Figure collection entries:

--- Start ---

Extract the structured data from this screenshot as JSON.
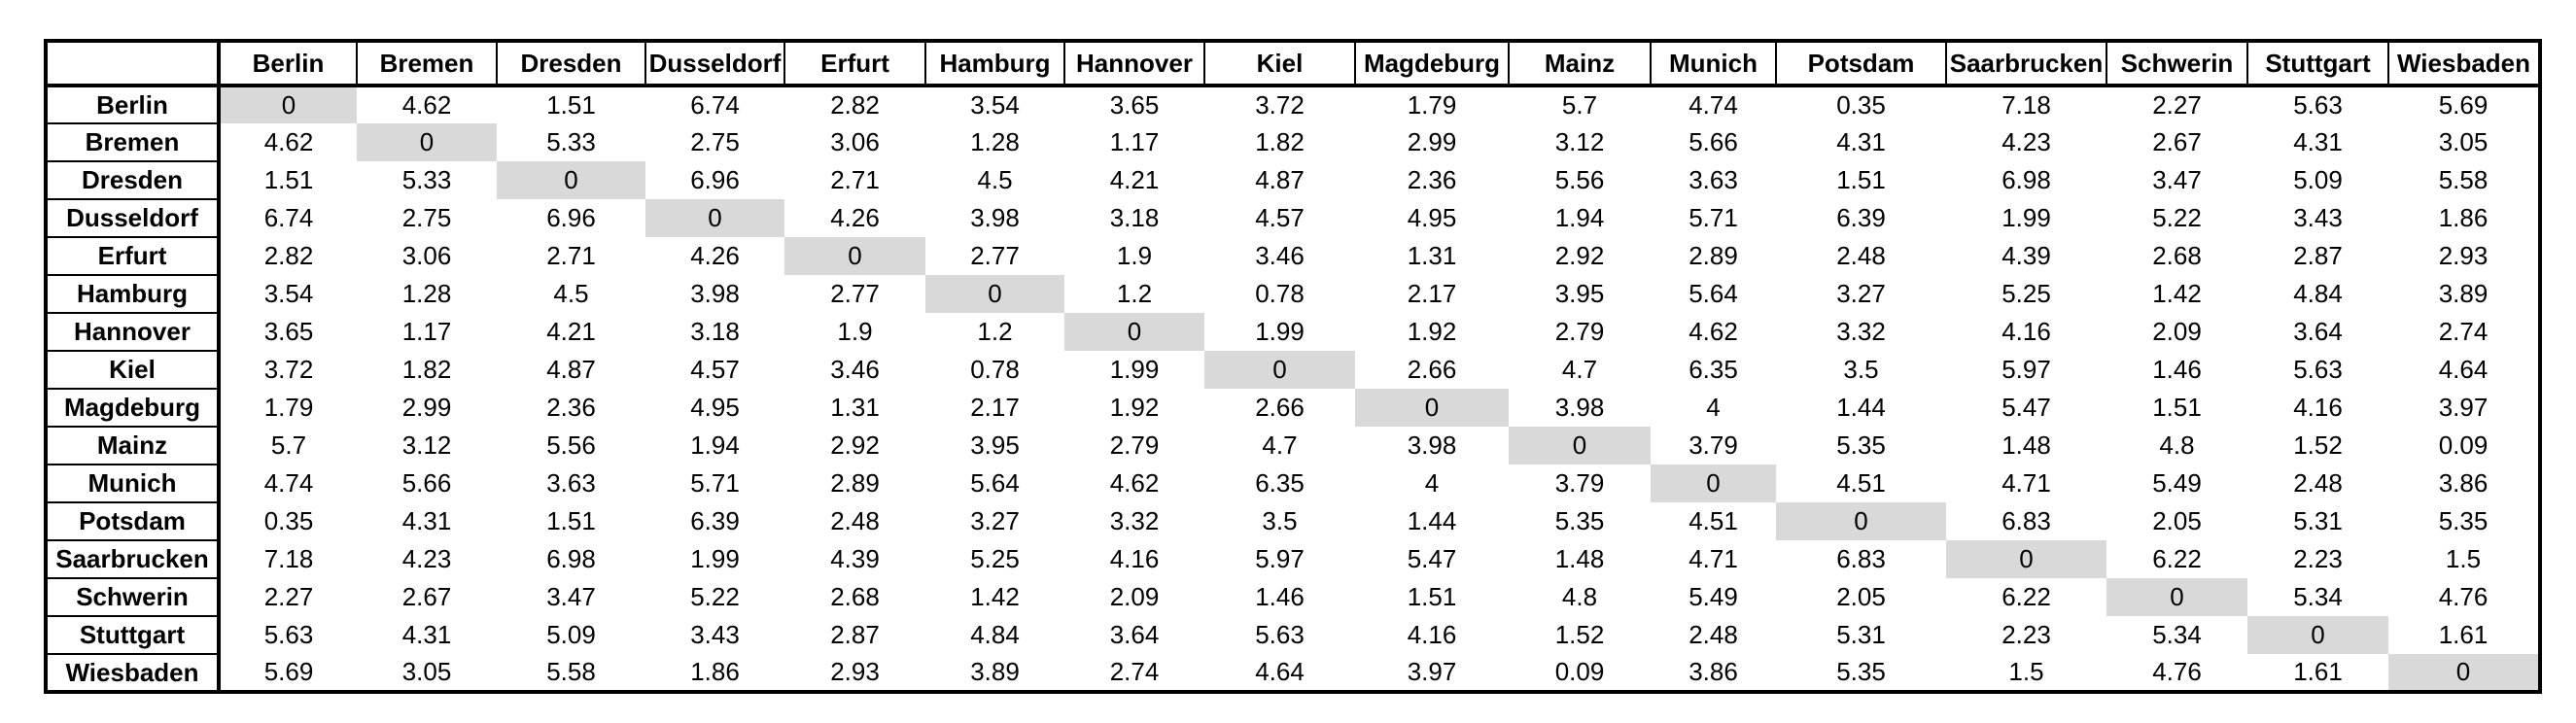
{
  "colors": {
    "diagonal_highlight": "#d9d9d9",
    "border": "#000000",
    "background": "#ffffff",
    "text": "#000000"
  },
  "chart_data": {
    "type": "table",
    "title": "",
    "corner_label": "",
    "categories": [
      "Berlin",
      "Bremen",
      "Dresden",
      "Dusseldorf",
      "Erfurt",
      "Hamburg",
      "Hannover",
      "Kiel",
      "Magdeburg",
      "Mainz",
      "Munich",
      "Potsdam",
      "Saarbrucken",
      "Schwerin",
      "Stuttgart",
      "Wiesbaden"
    ],
    "rows": [
      {
        "label": "Berlin",
        "values": [
          0,
          4.62,
          1.51,
          6.74,
          2.82,
          3.54,
          3.65,
          3.72,
          1.79,
          5.7,
          4.74,
          0.35,
          7.18,
          2.27,
          5.63,
          5.69
        ]
      },
      {
        "label": "Bremen",
        "values": [
          4.62,
          0,
          5.33,
          2.75,
          3.06,
          1.28,
          1.17,
          1.82,
          2.99,
          3.12,
          5.66,
          4.31,
          4.23,
          2.67,
          4.31,
          3.05
        ]
      },
      {
        "label": "Dresden",
        "values": [
          1.51,
          5.33,
          0,
          6.96,
          2.71,
          4.5,
          4.21,
          4.87,
          2.36,
          5.56,
          3.63,
          1.51,
          6.98,
          3.47,
          5.09,
          5.58
        ]
      },
      {
        "label": "Dusseldorf",
        "values": [
          6.74,
          2.75,
          6.96,
          0,
          4.26,
          3.98,
          3.18,
          4.57,
          4.95,
          1.94,
          5.71,
          6.39,
          1.99,
          5.22,
          3.43,
          1.86
        ]
      },
      {
        "label": "Erfurt",
        "values": [
          2.82,
          3.06,
          2.71,
          4.26,
          0,
          2.77,
          1.9,
          3.46,
          1.31,
          2.92,
          2.89,
          2.48,
          4.39,
          2.68,
          2.87,
          2.93
        ]
      },
      {
        "label": "Hamburg",
        "values": [
          3.54,
          1.28,
          4.5,
          3.98,
          2.77,
          0,
          1.2,
          0.78,
          2.17,
          3.95,
          5.64,
          3.27,
          5.25,
          1.42,
          4.84,
          3.89
        ]
      },
      {
        "label": "Hannover",
        "values": [
          3.65,
          1.17,
          4.21,
          3.18,
          1.9,
          1.2,
          0,
          1.99,
          1.92,
          2.79,
          4.62,
          3.32,
          4.16,
          2.09,
          3.64,
          2.74
        ]
      },
      {
        "label": "Kiel",
        "values": [
          3.72,
          1.82,
          4.87,
          4.57,
          3.46,
          0.78,
          1.99,
          0,
          2.66,
          4.7,
          6.35,
          3.5,
          5.97,
          1.46,
          5.63,
          4.64
        ]
      },
      {
        "label": "Magdeburg",
        "values": [
          1.79,
          2.99,
          2.36,
          4.95,
          1.31,
          2.17,
          1.92,
          2.66,
          0,
          3.98,
          4,
          1.44,
          5.47,
          1.51,
          4.16,
          3.97
        ]
      },
      {
        "label": "Mainz",
        "values": [
          5.7,
          3.12,
          5.56,
          1.94,
          2.92,
          3.95,
          2.79,
          4.7,
          3.98,
          0,
          3.79,
          5.35,
          1.48,
          4.8,
          1.52,
          0.09
        ]
      },
      {
        "label": "Munich",
        "values": [
          4.74,
          5.66,
          3.63,
          5.71,
          2.89,
          5.64,
          4.62,
          6.35,
          4,
          3.79,
          0,
          4.51,
          4.71,
          5.49,
          2.48,
          3.86
        ]
      },
      {
        "label": "Potsdam",
        "values": [
          0.35,
          4.31,
          1.51,
          6.39,
          2.48,
          3.27,
          3.32,
          3.5,
          1.44,
          5.35,
          4.51,
          0,
          6.83,
          2.05,
          5.31,
          5.35
        ]
      },
      {
        "label": "Saarbrucken",
        "values": [
          7.18,
          4.23,
          6.98,
          1.99,
          4.39,
          5.25,
          4.16,
          5.97,
          5.47,
          1.48,
          4.71,
          6.83,
          0,
          6.22,
          2.23,
          1.5
        ]
      },
      {
        "label": "Schwerin",
        "values": [
          2.27,
          2.67,
          3.47,
          5.22,
          2.68,
          1.42,
          2.09,
          1.46,
          1.51,
          4.8,
          5.49,
          2.05,
          6.22,
          0,
          5.34,
          4.76
        ]
      },
      {
        "label": "Stuttgart",
        "values": [
          5.63,
          4.31,
          5.09,
          3.43,
          2.87,
          4.84,
          3.64,
          5.63,
          4.16,
          1.52,
          2.48,
          5.31,
          2.23,
          5.34,
          0,
          1.61
        ]
      },
      {
        "label": "Wiesbaden",
        "values": [
          5.69,
          3.05,
          5.58,
          1.86,
          2.93,
          3.89,
          2.74,
          4.64,
          3.97,
          0.09,
          3.86,
          5.35,
          1.5,
          4.76,
          1.61,
          0
        ]
      }
    ],
    "layout": {
      "diagonal_highlighted": true,
      "grid_interior": false,
      "symmetric": true
    }
  }
}
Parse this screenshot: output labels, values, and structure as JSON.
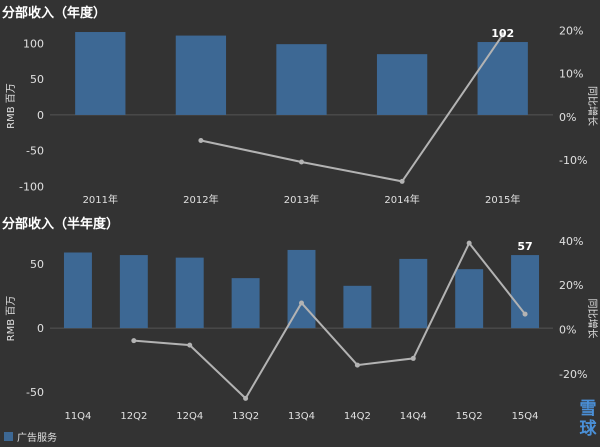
{
  "chart_data": [
    {
      "type": "bar",
      "title": "分部收入（年度）",
      "categories": [
        "2011年",
        "2012年",
        "2013年",
        "2014年",
        "2015年"
      ],
      "series": [
        {
          "type": "bar",
          "axis": "left",
          "values": [
            116,
            111,
            99,
            85,
            102
          ]
        },
        {
          "type": "line",
          "axis": "right",
          "values": [
            null,
            -5.5,
            -10.5,
            -15,
            19
          ]
        }
      ],
      "ylabel": "RMB 百万",
      "ylabel_right": "同比增长",
      "ylim": [
        -105,
        130
      ],
      "ylim_right": [
        -17,
        22
      ],
      "yticks": [
        -100,
        -50,
        0,
        50,
        100
      ],
      "yticks_right": [
        -10,
        0,
        10,
        20
      ],
      "annotation": {
        "index": 4,
        "label": "102"
      }
    },
    {
      "type": "bar",
      "title": "分部收入（半年度）",
      "categories": [
        "11Q4",
        "12Q2",
        "12Q4",
        "13Q2",
        "13Q4",
        "14Q2",
        "14Q4",
        "15Q2",
        "15Q4"
      ],
      "series": [
        {
          "type": "bar",
          "axis": "left",
          "values": [
            59,
            57,
            55,
            39,
            61,
            33,
            54,
            46,
            57
          ]
        },
        {
          "type": "line",
          "axis": "right",
          "values": [
            null,
            -5,
            -7,
            -31,
            12,
            -16,
            -13,
            39,
            7
          ]
        }
      ],
      "ylabel": "RMB 百万",
      "ylabel_right": "同比增长",
      "ylim": [
        -60,
        75
      ],
      "ylim_right": [
        -34,
        44
      ],
      "yticks": [
        -50,
        0,
        50
      ],
      "yticks_right": [
        -20,
        0,
        20,
        40
      ],
      "annotation": {
        "index": 8,
        "label": "57"
      }
    }
  ],
  "legend": {
    "label": "广告服务"
  },
  "logo": {
    "char1": "雪",
    "char2": "球"
  },
  "colors": {
    "bar": "#3d6894",
    "line": "#b3b3b3",
    "background": "#333333",
    "grid": "#4a4a4a"
  }
}
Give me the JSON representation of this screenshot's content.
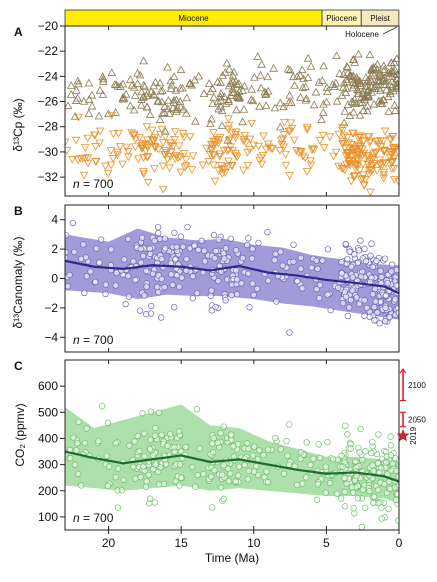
{
  "colors": {
    "brown": "#8c7a52",
    "orange": "#e8922a",
    "purple": "#8c82cf",
    "purple_line": "#2d2a8a",
    "green": "#9fd99b",
    "green_line": "#1f6b2e",
    "epoch_yellow": "#ffee00",
    "epoch_cream": "#f8e8c0",
    "red": "#d9232a"
  },
  "epochs": [
    {
      "name": "Miocene",
      "from": 23,
      "to": 5.3,
      "color": "#ffee00"
    },
    {
      "name": "Pliocene",
      "from": 5.3,
      "to": 2.6,
      "color": "#fdf5b0"
    },
    {
      "name": "Pleist",
      "from": 2.6,
      "to": 0.01,
      "color": "#f8e8c0"
    }
  ],
  "holocene_label": "Holocene",
  "xaxis": {
    "label": "Time (Ma)",
    "ticks": [
      20,
      15,
      10,
      5,
      0
    ],
    "range": [
      23,
      0
    ]
  },
  "chart_data": [
    {
      "panel": "A",
      "type": "scatter",
      "ylabel": "δ¹³Cp (‰)",
      "ylim": [
        -33.5,
        -20
      ],
      "yticks": [
        -20,
        -22,
        -24,
        -26,
        -28,
        -30,
        -32
      ],
      "n_label": "n = 700",
      "series": [
        {
          "marker": "triangle-up",
          "color": "#8c7a52",
          "mean_trend": [
            [
              23,
              -25.6
            ],
            [
              18,
              -25.3
            ],
            [
              15,
              -25.6
            ],
            [
              10,
              -25.2
            ],
            [
              5,
              -25.0
            ],
            [
              0,
              -24.5
            ]
          ]
        },
        {
          "marker": "triangle-down",
          "color": "#e8922a",
          "mean_trend": [
            [
              23,
              -29.9
            ],
            [
              18,
              -29.7
            ],
            [
              15,
              -29.9
            ],
            [
              10,
              -29.8
            ],
            [
              5,
              -30.2
            ],
            [
              0,
              -30.5
            ]
          ]
        }
      ]
    },
    {
      "panel": "B",
      "type": "scatter",
      "ylabel": "δ¹³Canomaly (‰)",
      "ylim": [
        -5,
        5
      ],
      "yticks": [
        4,
        2,
        0,
        -2,
        -4
      ],
      "n_label": "n = 700",
      "mean": [
        [
          23,
          1.2
        ],
        [
          21,
          0.8
        ],
        [
          19,
          0.65
        ],
        [
          17,
          0.9
        ],
        [
          15,
          0.8
        ],
        [
          13,
          0.55
        ],
        [
          11,
          0.85
        ],
        [
          9,
          0.4
        ],
        [
          7,
          0.2
        ],
        [
          5,
          -0.1
        ],
        [
          3,
          -0.3
        ],
        [
          1,
          -0.55
        ],
        [
          0,
          -1.0
        ]
      ],
      "band_upper": [
        [
          23,
          3.0
        ],
        [
          20,
          2.5
        ],
        [
          18,
          3.4
        ],
        [
          16,
          2.8
        ],
        [
          14,
          2.6
        ],
        [
          12,
          2.7
        ],
        [
          10,
          2.3
        ],
        [
          8,
          2.1
        ],
        [
          6,
          1.6
        ],
        [
          4,
          1.3
        ],
        [
          2,
          1.0
        ],
        [
          0,
          0.9
        ]
      ],
      "band_lower": [
        [
          23,
          -0.8
        ],
        [
          20,
          -1.0
        ],
        [
          18,
          -1.4
        ],
        [
          16,
          -1.1
        ],
        [
          14,
          -1.2
        ],
        [
          12,
          -1.2
        ],
        [
          10,
          -1.4
        ],
        [
          8,
          -1.7
        ],
        [
          6,
          -1.9
        ],
        [
          4,
          -2.2
        ],
        [
          2,
          -2.5
        ],
        [
          0,
          -2.8
        ]
      ]
    },
    {
      "panel": "C",
      "type": "scatter",
      "ylabel": "CO₂ (ppmv)",
      "ylim": [
        50,
        700
      ],
      "yticks": [
        600,
        500,
        400,
        300,
        200,
        100
      ],
      "n_label": "n = 700",
      "mean": [
        [
          23,
          350
        ],
        [
          21,
          325
        ],
        [
          19,
          305
        ],
        [
          17,
          320
        ],
        [
          15,
          335
        ],
        [
          13,
          310
        ],
        [
          11,
          320
        ],
        [
          9,
          300
        ],
        [
          7,
          280
        ],
        [
          5,
          265
        ],
        [
          3,
          270
        ],
        [
          1,
          255
        ],
        [
          0,
          235
        ]
      ],
      "band_upper": [
        [
          23,
          520
        ],
        [
          21,
          440
        ],
        [
          19,
          470
        ],
        [
          17,
          500
        ],
        [
          15,
          530
        ],
        [
          13,
          450
        ],
        [
          11,
          440
        ],
        [
          9,
          390
        ],
        [
          7,
          360
        ],
        [
          5,
          330
        ],
        [
          3,
          330
        ],
        [
          1,
          320
        ],
        [
          0,
          310
        ]
      ],
      "band_lower": [
        [
          23,
          220
        ],
        [
          21,
          210
        ],
        [
          19,
          200
        ],
        [
          17,
          210
        ],
        [
          15,
          220
        ],
        [
          13,
          200
        ],
        [
          11,
          210
        ],
        [
          9,
          200
        ],
        [
          7,
          190
        ],
        [
          5,
          180
        ],
        [
          3,
          180
        ],
        [
          1,
          170
        ],
        [
          0,
          150
        ]
      ],
      "projections": [
        {
          "label": "2100",
          "from": 545,
          "to": 665
        },
        {
          "label": "2050",
          "from": 445,
          "to": 500
        },
        {
          "label": "2019",
          "value": 410,
          "marker": "star"
        }
      ]
    }
  ]
}
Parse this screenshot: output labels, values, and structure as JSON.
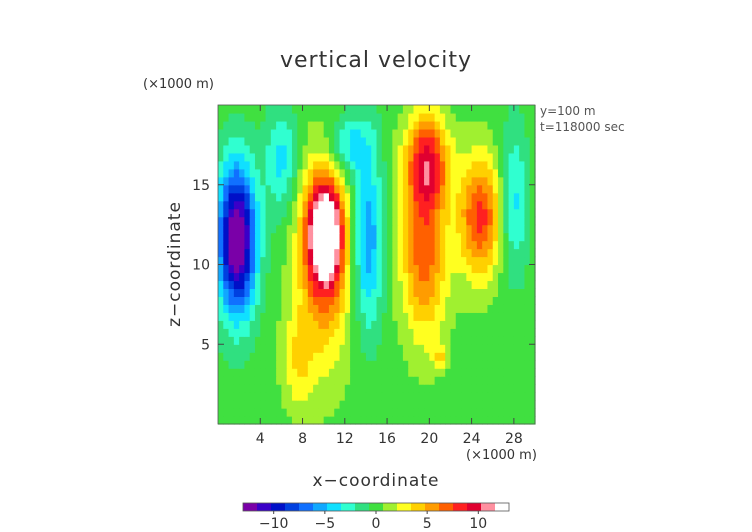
{
  "chart_data": {
    "type": "heatmap",
    "title": "vertical velocity",
    "xlabel": "x−coordinate",
    "ylabel": "z−coordinate",
    "x_unit": "(×1000 m)",
    "y_unit": "(×1000 m)",
    "annotations": [
      "y=100 m",
      "t=118000 sec"
    ],
    "xlim": [
      0,
      30
    ],
    "ylim": [
      0,
      20
    ],
    "x_ticks": [
      4,
      8,
      12,
      16,
      20,
      24,
      28
    ],
    "y_ticks": [
      5,
      10,
      15
    ],
    "colorbar": {
      "ticks": [
        -10,
        -5,
        0,
        5,
        10
      ],
      "range": [
        -13,
        13
      ],
      "colors": [
        "#7a00a8",
        "#3a00c8",
        "#0010c8",
        "#0040e0",
        "#1070ff",
        "#10a8ff",
        "#10e0ff",
        "#30ffd0",
        "#30e080",
        "#40e040",
        "#a0f030",
        "#ffff20",
        "#ffd000",
        "#ff9c00",
        "#ff6000",
        "#ff2020",
        "#e00030",
        "#ff90a0",
        "#ffffff"
      ]
    },
    "features": [
      {
        "type": "min",
        "x": 1.8,
        "z": 11.6,
        "value": -14,
        "sx": 1.8,
        "sz": 4.6
      },
      {
        "type": "min",
        "x": 6.0,
        "z": 16.5,
        "value": -4,
        "sx": 1.5,
        "sz": 3.2
      },
      {
        "type": "max",
        "x": 10.1,
        "z": 12.0,
        "value": 13,
        "sx": 1.6,
        "sz": 3.2
      },
      {
        "type": "max",
        "x": 10.0,
        "z": 10.0,
        "value": 6,
        "sx": 2.6,
        "sz": 6.5
      },
      {
        "type": "min",
        "x": 14.2,
        "z": 11.5,
        "value": -6,
        "sx": 1.4,
        "sz": 5.5
      },
      {
        "type": "min",
        "x": 12.5,
        "z": 17.5,
        "value": -4,
        "sx": 2.0,
        "sz": 2.0
      },
      {
        "type": "max",
        "x": 19.8,
        "z": 16.5,
        "value": 8,
        "sx": 2.0,
        "sz": 2.8
      },
      {
        "type": "max",
        "x": 19.5,
        "z": 11.0,
        "value": 7,
        "sx": 2.2,
        "sz": 5.5
      },
      {
        "type": "max",
        "x": 24.8,
        "z": 13.0,
        "value": 8,
        "sx": 2.0,
        "sz": 3.8
      },
      {
        "type": "min",
        "x": 28.0,
        "z": 14.0,
        "value": -4,
        "sx": 1.3,
        "sz": 4.5
      },
      {
        "type": "max",
        "x": 7.5,
        "z": 4.0,
        "value": 3,
        "sx": 1.5,
        "sz": 3.0
      },
      {
        "type": "max",
        "x": 21.0,
        "z": 4.2,
        "value": 3,
        "sx": 0.8,
        "sz": 0.8
      }
    ]
  }
}
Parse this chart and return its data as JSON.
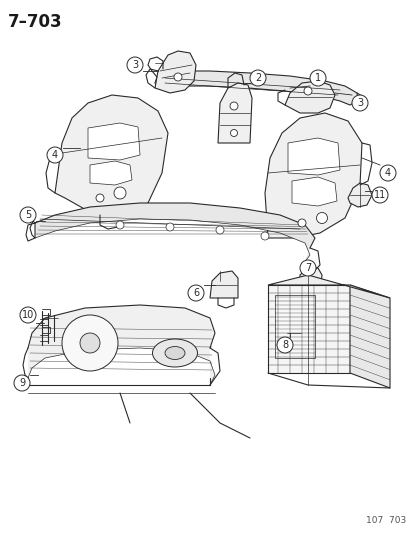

--- End ---

**TASK OBJECTIVE**
Search the listing for the word "coordinate" and return each line that holds it.

**SOLUTION FOR THIS TASK**
    "xlabel": "x−coordinate",
    "ylabel": "z−coordinate",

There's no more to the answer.